**GIVEN EXERCISE**
Gather the lines that hold the string "RIDGEWAY".

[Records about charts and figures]
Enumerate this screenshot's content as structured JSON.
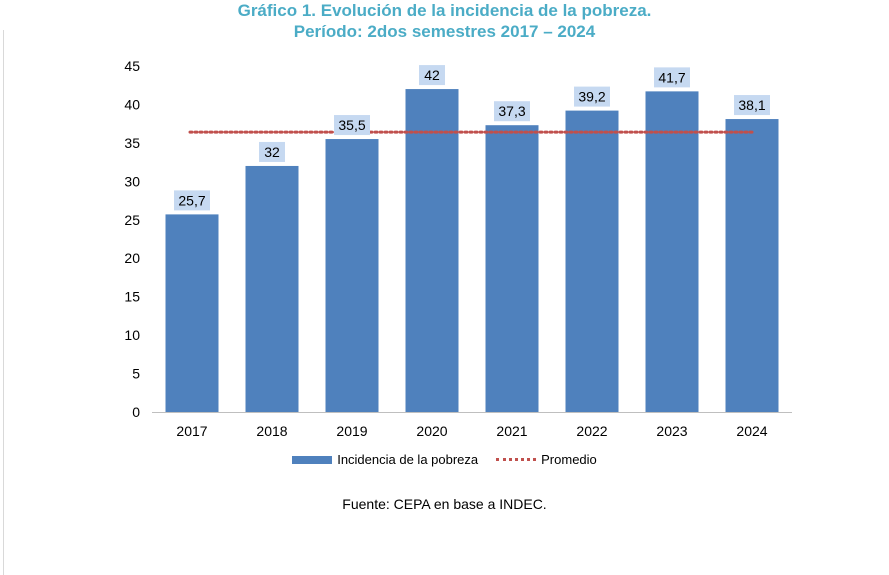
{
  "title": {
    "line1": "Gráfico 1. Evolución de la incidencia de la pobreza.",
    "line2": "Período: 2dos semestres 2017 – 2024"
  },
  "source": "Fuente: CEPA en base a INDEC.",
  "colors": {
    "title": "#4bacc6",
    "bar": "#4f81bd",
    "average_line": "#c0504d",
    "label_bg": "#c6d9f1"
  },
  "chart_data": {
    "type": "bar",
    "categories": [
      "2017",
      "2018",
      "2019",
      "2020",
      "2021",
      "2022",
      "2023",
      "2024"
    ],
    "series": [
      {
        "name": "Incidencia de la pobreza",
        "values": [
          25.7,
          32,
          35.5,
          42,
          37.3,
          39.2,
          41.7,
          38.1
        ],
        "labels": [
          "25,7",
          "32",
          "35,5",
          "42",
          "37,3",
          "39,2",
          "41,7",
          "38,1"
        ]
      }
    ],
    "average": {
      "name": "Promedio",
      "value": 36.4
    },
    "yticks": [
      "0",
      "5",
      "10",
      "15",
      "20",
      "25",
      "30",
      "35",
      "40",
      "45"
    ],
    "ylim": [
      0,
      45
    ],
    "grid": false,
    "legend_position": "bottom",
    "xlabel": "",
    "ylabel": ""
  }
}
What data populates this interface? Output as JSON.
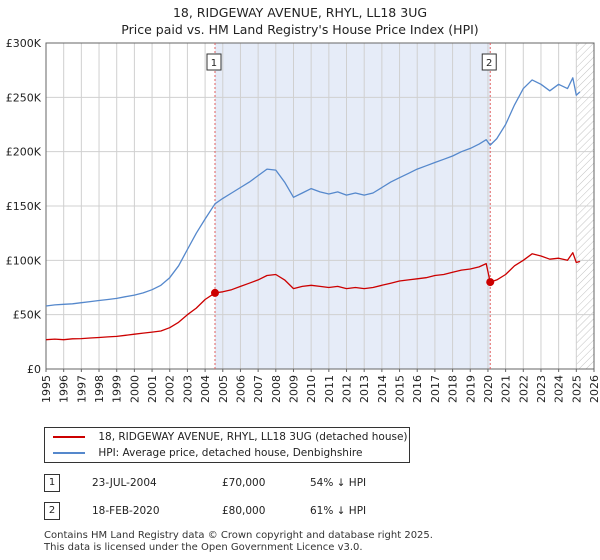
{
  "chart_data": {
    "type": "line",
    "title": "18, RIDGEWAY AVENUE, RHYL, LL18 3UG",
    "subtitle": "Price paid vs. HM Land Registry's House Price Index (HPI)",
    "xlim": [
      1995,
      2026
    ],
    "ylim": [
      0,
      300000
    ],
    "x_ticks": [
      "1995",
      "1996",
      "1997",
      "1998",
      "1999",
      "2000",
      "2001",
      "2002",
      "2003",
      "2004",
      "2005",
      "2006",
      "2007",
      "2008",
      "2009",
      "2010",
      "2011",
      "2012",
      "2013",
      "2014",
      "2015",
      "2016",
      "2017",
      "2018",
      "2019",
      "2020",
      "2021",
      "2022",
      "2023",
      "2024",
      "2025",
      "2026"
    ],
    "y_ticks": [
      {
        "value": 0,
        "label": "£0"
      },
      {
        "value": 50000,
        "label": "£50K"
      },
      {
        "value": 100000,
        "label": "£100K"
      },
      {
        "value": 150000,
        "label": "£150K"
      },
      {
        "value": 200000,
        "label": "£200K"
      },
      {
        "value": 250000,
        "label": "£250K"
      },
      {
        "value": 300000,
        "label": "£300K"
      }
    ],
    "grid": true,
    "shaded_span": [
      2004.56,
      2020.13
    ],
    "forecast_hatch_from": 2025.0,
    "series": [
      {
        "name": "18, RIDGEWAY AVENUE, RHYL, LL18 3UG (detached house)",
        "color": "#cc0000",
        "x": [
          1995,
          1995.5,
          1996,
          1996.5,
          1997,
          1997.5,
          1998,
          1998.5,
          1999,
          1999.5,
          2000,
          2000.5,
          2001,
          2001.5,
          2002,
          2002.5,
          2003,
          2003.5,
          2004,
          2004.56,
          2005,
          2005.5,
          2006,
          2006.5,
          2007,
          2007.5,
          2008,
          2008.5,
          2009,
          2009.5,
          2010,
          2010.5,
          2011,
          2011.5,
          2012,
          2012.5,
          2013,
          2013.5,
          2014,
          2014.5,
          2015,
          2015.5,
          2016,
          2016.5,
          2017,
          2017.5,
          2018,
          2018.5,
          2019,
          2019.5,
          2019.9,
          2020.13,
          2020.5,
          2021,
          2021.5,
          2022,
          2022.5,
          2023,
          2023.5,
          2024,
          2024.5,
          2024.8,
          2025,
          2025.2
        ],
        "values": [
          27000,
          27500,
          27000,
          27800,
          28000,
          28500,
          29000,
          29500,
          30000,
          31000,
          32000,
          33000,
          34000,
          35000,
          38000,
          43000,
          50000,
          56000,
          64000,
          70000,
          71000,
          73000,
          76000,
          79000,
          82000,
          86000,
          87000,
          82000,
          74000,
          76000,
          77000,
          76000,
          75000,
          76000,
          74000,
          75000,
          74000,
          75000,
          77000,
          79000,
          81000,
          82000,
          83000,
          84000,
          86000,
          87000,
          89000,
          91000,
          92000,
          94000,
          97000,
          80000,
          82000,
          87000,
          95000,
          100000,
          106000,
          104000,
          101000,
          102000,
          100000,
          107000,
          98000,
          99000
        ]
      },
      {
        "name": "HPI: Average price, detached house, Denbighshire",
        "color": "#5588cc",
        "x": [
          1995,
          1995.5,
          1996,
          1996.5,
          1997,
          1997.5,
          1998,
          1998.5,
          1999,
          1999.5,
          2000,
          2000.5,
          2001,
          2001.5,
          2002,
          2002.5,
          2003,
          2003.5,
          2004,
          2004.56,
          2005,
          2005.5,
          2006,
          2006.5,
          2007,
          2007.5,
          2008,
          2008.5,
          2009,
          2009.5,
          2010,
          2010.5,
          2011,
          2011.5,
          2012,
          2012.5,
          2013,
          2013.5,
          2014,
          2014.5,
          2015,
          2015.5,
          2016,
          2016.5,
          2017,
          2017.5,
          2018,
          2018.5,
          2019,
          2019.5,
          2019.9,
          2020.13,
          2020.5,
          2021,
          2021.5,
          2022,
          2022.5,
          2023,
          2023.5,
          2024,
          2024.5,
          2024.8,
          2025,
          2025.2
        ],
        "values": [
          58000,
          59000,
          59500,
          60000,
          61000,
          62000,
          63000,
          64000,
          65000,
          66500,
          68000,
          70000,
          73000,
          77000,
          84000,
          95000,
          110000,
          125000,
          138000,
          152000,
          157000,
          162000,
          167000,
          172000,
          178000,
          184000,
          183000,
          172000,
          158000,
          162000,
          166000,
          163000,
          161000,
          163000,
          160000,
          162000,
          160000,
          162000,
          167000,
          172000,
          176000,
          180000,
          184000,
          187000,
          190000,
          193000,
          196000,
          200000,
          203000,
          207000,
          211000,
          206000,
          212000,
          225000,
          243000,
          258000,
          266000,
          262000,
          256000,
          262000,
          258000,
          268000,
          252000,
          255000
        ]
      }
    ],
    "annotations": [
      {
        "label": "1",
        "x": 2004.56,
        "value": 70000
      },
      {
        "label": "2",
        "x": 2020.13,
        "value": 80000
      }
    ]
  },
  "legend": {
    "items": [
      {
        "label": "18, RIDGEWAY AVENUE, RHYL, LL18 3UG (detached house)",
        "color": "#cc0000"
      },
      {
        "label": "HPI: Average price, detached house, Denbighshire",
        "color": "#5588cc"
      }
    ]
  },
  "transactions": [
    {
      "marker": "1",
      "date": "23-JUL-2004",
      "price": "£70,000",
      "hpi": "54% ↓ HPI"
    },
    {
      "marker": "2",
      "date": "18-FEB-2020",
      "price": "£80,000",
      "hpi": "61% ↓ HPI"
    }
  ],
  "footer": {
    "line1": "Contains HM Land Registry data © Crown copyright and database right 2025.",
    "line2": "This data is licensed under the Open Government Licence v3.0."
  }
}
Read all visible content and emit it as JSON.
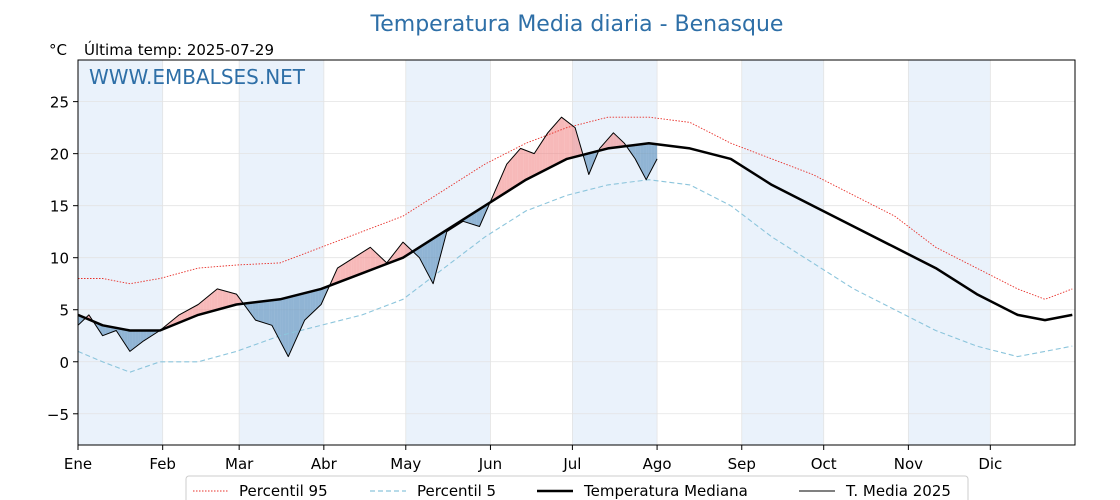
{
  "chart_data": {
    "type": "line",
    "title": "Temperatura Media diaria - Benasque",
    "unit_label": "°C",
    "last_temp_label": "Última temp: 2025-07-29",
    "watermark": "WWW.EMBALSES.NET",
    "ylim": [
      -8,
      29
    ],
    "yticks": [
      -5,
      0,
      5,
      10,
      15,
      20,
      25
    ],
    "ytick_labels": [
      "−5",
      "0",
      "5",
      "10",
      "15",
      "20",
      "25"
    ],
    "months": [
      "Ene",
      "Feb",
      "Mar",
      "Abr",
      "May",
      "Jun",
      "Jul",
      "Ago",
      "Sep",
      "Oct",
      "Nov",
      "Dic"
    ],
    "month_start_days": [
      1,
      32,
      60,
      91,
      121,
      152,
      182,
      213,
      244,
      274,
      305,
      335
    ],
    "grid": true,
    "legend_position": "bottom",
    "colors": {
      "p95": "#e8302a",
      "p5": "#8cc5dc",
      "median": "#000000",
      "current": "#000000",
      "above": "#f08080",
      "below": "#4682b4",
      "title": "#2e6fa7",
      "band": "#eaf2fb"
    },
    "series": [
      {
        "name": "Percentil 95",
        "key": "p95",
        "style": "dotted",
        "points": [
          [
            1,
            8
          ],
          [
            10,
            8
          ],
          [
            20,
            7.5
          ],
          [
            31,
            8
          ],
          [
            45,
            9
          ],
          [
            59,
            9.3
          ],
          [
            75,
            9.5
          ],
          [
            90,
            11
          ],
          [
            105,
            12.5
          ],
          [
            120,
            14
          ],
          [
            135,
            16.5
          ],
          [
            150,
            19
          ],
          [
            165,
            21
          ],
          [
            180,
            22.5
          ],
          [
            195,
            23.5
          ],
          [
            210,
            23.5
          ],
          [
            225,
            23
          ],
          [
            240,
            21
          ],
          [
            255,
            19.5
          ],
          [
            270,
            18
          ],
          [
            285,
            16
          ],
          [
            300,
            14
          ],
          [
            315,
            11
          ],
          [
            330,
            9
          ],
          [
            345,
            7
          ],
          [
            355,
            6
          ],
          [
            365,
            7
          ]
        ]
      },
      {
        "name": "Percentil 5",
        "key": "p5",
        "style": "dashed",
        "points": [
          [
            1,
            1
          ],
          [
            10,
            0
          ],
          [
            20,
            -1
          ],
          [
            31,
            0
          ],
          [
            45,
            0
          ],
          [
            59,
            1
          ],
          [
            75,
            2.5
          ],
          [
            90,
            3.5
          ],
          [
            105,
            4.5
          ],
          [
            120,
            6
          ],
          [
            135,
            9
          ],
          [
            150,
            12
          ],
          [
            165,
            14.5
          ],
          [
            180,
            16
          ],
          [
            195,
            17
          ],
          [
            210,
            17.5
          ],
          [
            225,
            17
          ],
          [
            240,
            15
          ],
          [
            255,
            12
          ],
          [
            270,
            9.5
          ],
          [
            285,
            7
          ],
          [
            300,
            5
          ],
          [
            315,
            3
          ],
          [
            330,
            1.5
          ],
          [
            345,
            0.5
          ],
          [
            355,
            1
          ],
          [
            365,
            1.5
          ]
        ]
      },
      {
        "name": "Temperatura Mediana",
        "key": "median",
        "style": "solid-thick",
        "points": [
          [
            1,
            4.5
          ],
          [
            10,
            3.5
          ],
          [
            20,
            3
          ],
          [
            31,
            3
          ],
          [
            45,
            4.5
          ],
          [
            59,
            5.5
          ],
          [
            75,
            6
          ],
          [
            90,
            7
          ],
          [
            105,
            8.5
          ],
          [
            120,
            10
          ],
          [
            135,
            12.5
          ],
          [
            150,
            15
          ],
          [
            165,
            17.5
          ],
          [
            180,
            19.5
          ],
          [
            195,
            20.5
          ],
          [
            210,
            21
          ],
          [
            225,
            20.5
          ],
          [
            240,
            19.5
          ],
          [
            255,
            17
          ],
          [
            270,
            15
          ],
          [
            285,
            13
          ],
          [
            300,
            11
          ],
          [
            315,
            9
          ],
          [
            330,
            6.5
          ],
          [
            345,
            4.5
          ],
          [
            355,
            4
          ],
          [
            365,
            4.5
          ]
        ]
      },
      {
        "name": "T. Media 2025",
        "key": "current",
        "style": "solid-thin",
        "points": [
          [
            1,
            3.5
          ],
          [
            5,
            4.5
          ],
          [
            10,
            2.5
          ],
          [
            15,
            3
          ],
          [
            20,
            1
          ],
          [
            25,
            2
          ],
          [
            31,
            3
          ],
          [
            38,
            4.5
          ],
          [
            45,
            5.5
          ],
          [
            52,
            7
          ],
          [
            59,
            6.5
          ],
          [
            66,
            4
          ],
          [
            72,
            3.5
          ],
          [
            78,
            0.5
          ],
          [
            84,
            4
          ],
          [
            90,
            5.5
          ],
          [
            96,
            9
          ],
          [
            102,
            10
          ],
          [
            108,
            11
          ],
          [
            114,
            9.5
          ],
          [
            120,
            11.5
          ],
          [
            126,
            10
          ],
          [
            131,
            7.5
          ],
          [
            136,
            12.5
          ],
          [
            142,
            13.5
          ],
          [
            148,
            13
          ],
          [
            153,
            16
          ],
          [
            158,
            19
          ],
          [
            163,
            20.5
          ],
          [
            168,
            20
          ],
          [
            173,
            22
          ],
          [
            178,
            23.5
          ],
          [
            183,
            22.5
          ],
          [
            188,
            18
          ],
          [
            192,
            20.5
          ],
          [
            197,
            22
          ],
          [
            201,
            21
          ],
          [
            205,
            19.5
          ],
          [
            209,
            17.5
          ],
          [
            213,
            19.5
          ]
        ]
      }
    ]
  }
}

**OUTPUT FOR THIS EXERCISE**
    "title": "18, RIDGEWAY AVENUE, RHYL, LL18 3UG",
        "name": "18, RIDGEWAY AVENUE, RHYL, LL18 3UG (detached house)",
        "label": "18, RIDGEWAY AVENUE, RHYL, LL18 3UG (detached house)",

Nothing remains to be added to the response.